INSTRUCCIONES DE LA TAREA
Reproduzca el pasaje del texto sobre la historia de la cocaína que comienza con "En paralelo a" y continúa hasta "era la panacea.", poniendo "sapos" en lugar de "ranas".

───── FRAGMENTO DE LECTURA

A partir de aquí todo se precipitó. Tres años más tarde Mariani, un avispado químico corso con visión comercial, mezcló el extracto sacado de la coca con vino tinto de Burdeos y fundó y difundió el vino Mariani (y el elixir Mariani, una versión más potente) como el nuevo prodigio de la época tras haber sanado de forma casi inmediata la depresión de una famosa actriz; escritores como Alejandro Dumas, Henrik Ibsen, Julio Verne, Emile Zola y Conan Doyle (quien por cierto le administra cocaína en vena a su personaje Sherlock Holmes), reyes como Jorge I de Grecia, Alfonso XIII de España o la propia Victoria de Inglaterra, presidentes de EE.UU. y zares de Rusia y hasta los papas Pío X y León XIII declararon sin tapujos su entusiasmo hacia la nueva bebida. Pronto surgieron competidores y adaptaciones (siempre con cocaína) entre las que destaca la que después se convertiría en el símbolo por excelencia del imperialismo estadounidense: la Coca-Cola.

En paralelo a las actividades comerciales, también hubo movimientos en el mundo científico e intelectual. En 1883 Schoruff realizó estudios sobre la insensibilidad que la cocaína producía en la lengua; Koller la probó como anestésico primero en ojos de ranas y después en humanos; el médico militar Aschenbrandt explicó los prodigiosos efectos contra la fatiga en sus soldados tras haberla ingerido; vieron la luz numerosos informes sobre la cocaína como inhibidora de adiciones al alcohol y a la morfina y revistas especializadas corroboraron casi todo lo que la publicidad del Vino Mariani y sus competidores habían dicho en el sentido de que servía para todo: mareos, problemas de garganta, depresiones, dolores de estómago, timidez, dolor del crecimiento de los dientes de los bebés, longevidad, etc. La cocaína era la panacea.

──────────
───── DATOS EN ESTUDIO

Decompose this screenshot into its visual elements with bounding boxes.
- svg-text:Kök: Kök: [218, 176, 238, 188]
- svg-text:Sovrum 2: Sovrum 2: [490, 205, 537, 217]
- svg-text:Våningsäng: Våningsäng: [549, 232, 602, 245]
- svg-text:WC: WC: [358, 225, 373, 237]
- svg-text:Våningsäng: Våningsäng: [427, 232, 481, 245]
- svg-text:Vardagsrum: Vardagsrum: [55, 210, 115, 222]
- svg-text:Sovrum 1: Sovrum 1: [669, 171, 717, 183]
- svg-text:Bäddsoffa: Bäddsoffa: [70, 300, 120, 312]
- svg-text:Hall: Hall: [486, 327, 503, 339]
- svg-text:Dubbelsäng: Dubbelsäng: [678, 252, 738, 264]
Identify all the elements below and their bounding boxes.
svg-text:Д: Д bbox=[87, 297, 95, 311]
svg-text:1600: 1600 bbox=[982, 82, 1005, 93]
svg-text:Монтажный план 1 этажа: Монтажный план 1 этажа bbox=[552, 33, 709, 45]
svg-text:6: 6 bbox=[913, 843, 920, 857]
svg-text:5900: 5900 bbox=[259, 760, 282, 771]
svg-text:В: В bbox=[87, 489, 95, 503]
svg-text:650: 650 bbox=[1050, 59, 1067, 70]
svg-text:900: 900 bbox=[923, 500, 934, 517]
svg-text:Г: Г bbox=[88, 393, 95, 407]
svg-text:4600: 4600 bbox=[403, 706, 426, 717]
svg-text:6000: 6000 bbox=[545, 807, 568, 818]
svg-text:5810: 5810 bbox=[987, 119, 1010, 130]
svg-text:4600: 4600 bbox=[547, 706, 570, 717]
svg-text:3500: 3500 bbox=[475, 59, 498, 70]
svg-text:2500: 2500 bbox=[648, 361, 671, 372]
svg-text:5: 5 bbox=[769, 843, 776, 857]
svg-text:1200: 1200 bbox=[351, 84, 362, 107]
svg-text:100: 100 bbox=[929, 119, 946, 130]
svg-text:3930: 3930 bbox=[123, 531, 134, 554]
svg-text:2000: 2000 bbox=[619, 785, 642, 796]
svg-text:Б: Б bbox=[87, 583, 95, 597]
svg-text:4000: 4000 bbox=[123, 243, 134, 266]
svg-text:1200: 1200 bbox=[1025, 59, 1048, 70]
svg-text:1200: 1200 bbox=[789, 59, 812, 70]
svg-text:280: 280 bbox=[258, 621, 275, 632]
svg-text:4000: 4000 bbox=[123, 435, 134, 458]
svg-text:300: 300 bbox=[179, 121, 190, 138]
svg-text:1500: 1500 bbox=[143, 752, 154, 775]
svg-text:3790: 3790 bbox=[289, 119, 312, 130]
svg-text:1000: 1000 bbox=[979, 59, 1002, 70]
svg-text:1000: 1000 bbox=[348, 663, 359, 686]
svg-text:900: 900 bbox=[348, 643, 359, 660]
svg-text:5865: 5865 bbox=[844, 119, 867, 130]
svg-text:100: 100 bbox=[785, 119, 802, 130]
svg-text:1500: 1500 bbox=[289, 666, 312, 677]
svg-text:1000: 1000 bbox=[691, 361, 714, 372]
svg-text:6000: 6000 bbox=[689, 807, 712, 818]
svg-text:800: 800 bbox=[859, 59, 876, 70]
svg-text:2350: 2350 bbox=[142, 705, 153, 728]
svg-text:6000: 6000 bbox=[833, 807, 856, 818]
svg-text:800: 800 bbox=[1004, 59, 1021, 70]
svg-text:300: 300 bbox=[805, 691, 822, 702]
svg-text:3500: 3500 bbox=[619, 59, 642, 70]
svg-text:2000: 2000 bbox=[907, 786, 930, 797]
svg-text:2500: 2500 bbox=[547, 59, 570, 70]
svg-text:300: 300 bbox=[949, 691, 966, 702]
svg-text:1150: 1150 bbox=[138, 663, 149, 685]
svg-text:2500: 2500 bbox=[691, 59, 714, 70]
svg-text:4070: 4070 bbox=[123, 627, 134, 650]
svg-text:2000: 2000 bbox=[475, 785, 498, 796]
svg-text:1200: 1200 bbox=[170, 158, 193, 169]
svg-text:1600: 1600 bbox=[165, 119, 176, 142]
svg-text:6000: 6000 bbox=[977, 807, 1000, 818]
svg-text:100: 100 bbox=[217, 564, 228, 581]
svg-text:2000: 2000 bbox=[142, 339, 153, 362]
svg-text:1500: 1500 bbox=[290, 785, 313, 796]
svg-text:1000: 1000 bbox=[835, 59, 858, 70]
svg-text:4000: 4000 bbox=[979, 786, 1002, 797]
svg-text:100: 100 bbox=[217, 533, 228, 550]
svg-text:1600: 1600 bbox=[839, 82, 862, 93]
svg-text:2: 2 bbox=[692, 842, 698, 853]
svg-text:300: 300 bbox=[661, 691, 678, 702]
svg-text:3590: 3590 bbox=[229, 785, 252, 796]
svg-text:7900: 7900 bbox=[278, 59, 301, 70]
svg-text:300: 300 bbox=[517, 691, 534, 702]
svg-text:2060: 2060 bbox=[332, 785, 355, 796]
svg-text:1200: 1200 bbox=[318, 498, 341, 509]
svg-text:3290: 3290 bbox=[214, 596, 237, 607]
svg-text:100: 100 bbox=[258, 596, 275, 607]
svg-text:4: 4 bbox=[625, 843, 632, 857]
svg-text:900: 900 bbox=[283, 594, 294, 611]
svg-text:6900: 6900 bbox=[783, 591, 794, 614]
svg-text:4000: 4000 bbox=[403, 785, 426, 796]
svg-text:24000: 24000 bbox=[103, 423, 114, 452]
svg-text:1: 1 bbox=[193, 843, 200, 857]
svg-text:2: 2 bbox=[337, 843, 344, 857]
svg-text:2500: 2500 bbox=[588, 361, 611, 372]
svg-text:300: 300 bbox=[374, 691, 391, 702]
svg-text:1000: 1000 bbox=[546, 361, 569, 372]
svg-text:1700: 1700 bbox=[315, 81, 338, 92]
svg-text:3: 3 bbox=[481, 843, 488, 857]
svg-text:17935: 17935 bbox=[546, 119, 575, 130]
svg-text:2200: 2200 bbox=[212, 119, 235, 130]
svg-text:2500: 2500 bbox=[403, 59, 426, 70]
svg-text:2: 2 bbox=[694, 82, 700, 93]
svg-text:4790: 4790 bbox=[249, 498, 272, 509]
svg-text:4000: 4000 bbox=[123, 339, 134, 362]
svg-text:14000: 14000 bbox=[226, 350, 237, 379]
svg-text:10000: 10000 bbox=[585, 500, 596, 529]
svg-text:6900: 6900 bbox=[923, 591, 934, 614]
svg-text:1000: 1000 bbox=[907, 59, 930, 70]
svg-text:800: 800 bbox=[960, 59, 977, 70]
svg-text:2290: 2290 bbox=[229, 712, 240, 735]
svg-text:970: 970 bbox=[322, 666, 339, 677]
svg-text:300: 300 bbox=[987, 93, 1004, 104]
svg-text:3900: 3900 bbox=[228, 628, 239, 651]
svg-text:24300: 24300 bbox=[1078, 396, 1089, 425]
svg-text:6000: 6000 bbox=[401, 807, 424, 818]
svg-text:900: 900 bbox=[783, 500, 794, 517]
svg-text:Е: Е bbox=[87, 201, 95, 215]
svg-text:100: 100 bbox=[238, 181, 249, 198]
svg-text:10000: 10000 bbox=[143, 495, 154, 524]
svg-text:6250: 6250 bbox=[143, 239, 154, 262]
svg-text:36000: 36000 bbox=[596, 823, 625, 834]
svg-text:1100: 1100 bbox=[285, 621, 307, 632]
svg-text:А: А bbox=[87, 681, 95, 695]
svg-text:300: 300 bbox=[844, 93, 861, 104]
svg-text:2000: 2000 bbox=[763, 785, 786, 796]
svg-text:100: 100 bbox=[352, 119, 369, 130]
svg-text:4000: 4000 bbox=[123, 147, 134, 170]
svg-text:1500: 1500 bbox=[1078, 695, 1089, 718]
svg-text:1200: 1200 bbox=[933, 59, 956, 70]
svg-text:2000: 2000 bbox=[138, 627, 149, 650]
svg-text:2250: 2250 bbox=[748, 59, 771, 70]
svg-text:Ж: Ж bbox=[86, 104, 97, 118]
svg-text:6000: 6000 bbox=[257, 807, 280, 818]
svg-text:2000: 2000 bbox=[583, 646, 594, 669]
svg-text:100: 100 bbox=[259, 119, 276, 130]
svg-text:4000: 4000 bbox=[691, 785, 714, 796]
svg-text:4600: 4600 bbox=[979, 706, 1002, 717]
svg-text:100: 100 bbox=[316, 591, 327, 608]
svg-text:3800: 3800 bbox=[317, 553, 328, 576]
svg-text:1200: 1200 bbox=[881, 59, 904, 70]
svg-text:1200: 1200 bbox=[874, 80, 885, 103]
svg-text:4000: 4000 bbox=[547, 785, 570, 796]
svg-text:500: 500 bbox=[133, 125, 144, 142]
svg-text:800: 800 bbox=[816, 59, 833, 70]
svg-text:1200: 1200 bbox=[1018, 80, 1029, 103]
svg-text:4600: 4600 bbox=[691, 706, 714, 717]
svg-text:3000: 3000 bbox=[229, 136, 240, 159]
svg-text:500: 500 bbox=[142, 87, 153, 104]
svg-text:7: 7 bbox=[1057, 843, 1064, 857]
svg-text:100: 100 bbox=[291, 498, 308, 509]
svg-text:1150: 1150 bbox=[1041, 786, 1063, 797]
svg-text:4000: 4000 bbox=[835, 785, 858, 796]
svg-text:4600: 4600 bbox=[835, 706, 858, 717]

──────────

RESPUESTA
En paralelo a las actividades comerciales, también hubo movimientos en el mundo científico e intelectual. En 1883 Schoruff realizó estudios sobre la insensibilidad que la cocaína producía en la lengua; Koller la probó como anestésico primero en ojos de sapos y después en humanos; el médico militar Aschenbrandt explicó los prodigiosos efectos contra la fatiga en sus soldados tras haberla ingerido; vieron la luz numerosos informes sobre la cocaína como inhibidora de adiciones al alcohol y a la morfina y revistas especializadas corroboraron casi todo lo que la publicidad del Vino Mariani y sus competidores habían dicho en el sentido de que servía para todo: mareos, problemas de garganta, depresiones, dolores de estómago, timidez, dolor del crecimiento de los dientes de los bebés, longevidad, etc. La cocaína era la panacea.